TASK DETAILS: In the copy, include every entry exactly but none of the images.

** Begin STORED ROWS **

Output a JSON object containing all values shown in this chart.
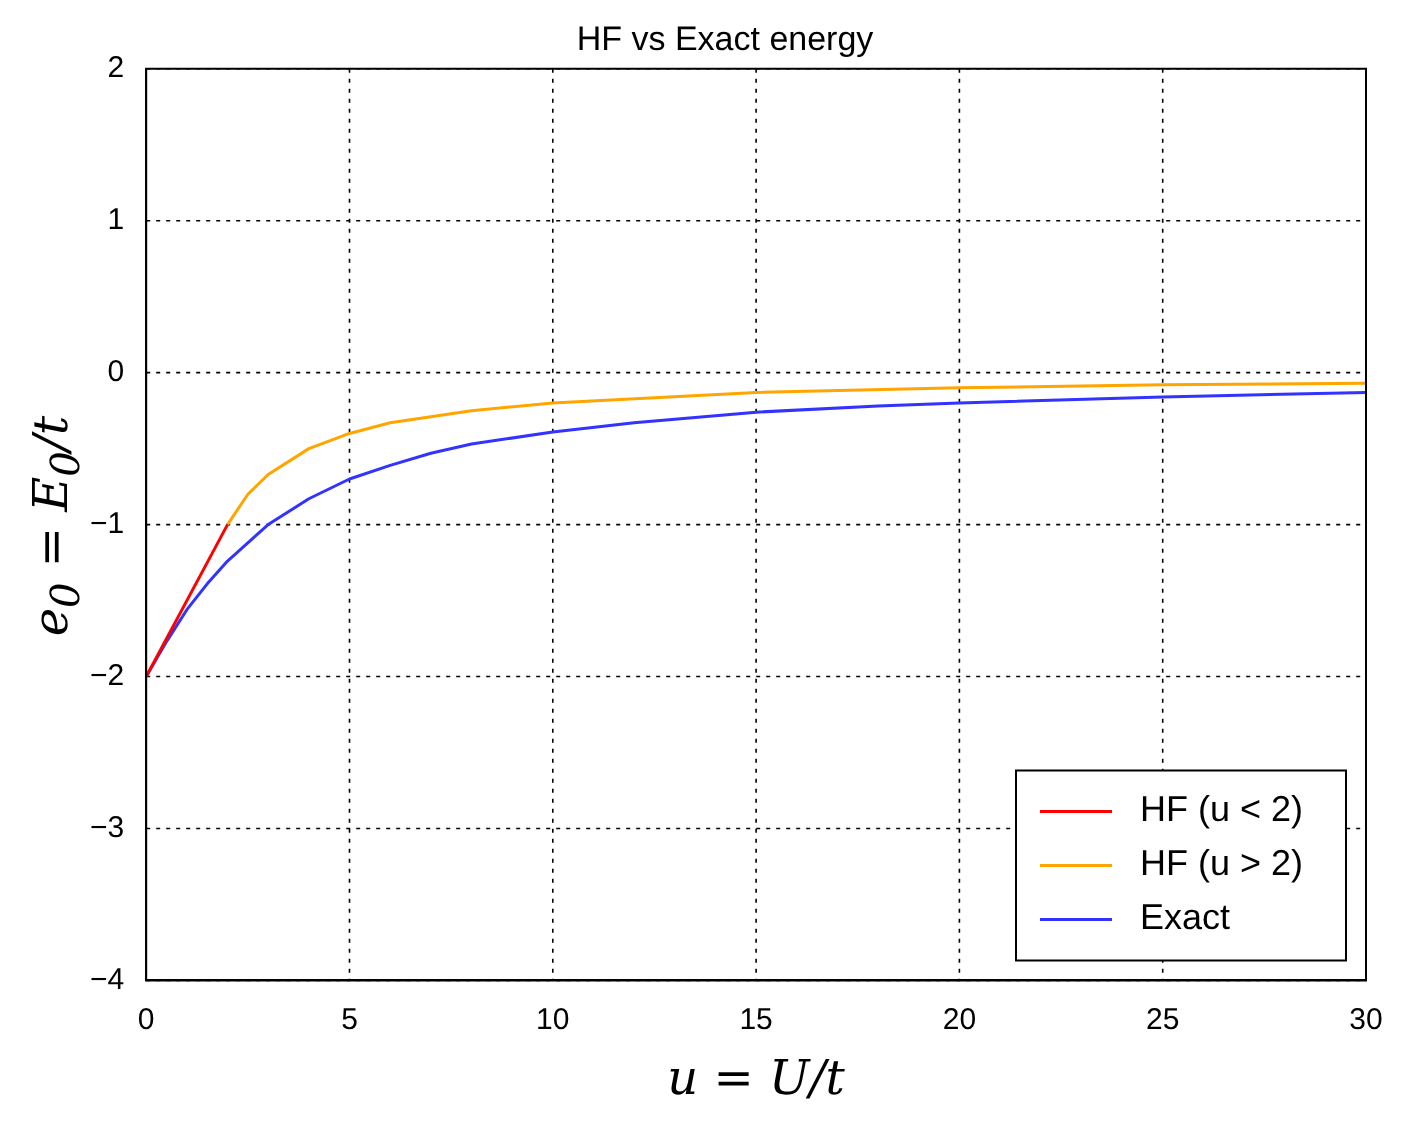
{
  "chart_data": {
    "type": "line",
    "title": "HF vs Exact energy",
    "xlabel": "u = U/t",
    "ylabel": "e$_{0}$ = E$_{0}$/t",
    "xlim": [
      0,
      30
    ],
    "xticks": [
      0,
      5,
      10,
      15,
      20,
      25,
      30
    ],
    "ylim": [
      -4,
      2
    ],
    "yticks": [
      -4,
      -3,
      -2,
      -1,
      0,
      1,
      2
    ],
    "grid": true,
    "legend": "bottom right",
    "marker": "none",
    "series": [
      {
        "name": "HF (u < 2)",
        "color": "#ff0000",
        "x": [
          0,
          2
        ],
        "values": [
          -2,
          -1
        ]
      },
      {
        "name": "HF (u > 2)",
        "color": "#ffa500",
        "x": [
          2,
          2.5,
          3,
          4,
          5,
          6,
          8,
          10,
          15,
          20,
          25,
          30
        ],
        "values": [
          -1,
          -0.8,
          -0.67,
          -0.5,
          -0.4,
          -0.33,
          -0.25,
          -0.2,
          -0.13,
          -0.1,
          -0.08,
          -0.07
        ]
      },
      {
        "name": "Exact",
        "color": "#3333ff",
        "x": [
          0,
          0.5,
          1,
          1.5,
          2,
          3,
          4,
          5,
          6,
          7,
          8,
          10,
          12,
          15,
          18,
          20,
          25,
          30
        ],
        "values": [
          -2,
          -1.77,
          -1.56,
          -1.39,
          -1.24,
          -1,
          -0.83,
          -0.7,
          -0.61,
          -0.53,
          -0.47,
          -0.39,
          -0.33,
          -0.26,
          -0.22,
          -0.2,
          -0.16,
          -0.13
        ]
      }
    ]
  }
}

** End STORED ROWS **

EXERCISE ANSWER:
Output a JSON object containing all values shown in this chart.
{
  "chart_data": {
    "type": "line",
    "title": "HF vs Exact energy",
    "xlabel": "u = U/t",
    "ylabel": "e$_{0}$ = E$_{0}$/t",
    "xlim": [
      0,
      30
    ],
    "xticks": [
      0,
      5,
      10,
      15,
      20,
      25,
      30
    ],
    "ylim": [
      -4,
      2
    ],
    "yticks": [
      -4,
      -3,
      -2,
      -1,
      0,
      1,
      2
    ],
    "grid": true,
    "legend": "bottom right",
    "marker": "none",
    "series": [
      {
        "name": "HF (u < 2)",
        "color": "#ff0000",
        "x": [
          0,
          2
        ],
        "values": [
          -2,
          -1
        ]
      },
      {
        "name": "HF (u > 2)",
        "color": "#ffa500",
        "x": [
          2,
          2.5,
          3,
          4,
          5,
          6,
          8,
          10,
          15,
          20,
          25,
          30
        ],
        "values": [
          -1,
          -0.8,
          -0.67,
          -0.5,
          -0.4,
          -0.33,
          -0.25,
          -0.2,
          -0.13,
          -0.1,
          -0.08,
          -0.07
        ]
      },
      {
        "name": "Exact",
        "color": "#3333ff",
        "x": [
          0,
          0.5,
          1,
          1.5,
          2,
          3,
          4,
          5,
          6,
          7,
          8,
          10,
          12,
          15,
          18,
          20,
          25,
          30
        ],
        "values": [
          -2,
          -1.77,
          -1.56,
          -1.39,
          -1.24,
          -1,
          -0.83,
          -0.7,
          -0.61,
          -0.53,
          -0.47,
          -0.39,
          -0.33,
          -0.26,
          -0.22,
          -0.2,
          -0.16,
          -0.13
        ]
      }
    ]
  }
}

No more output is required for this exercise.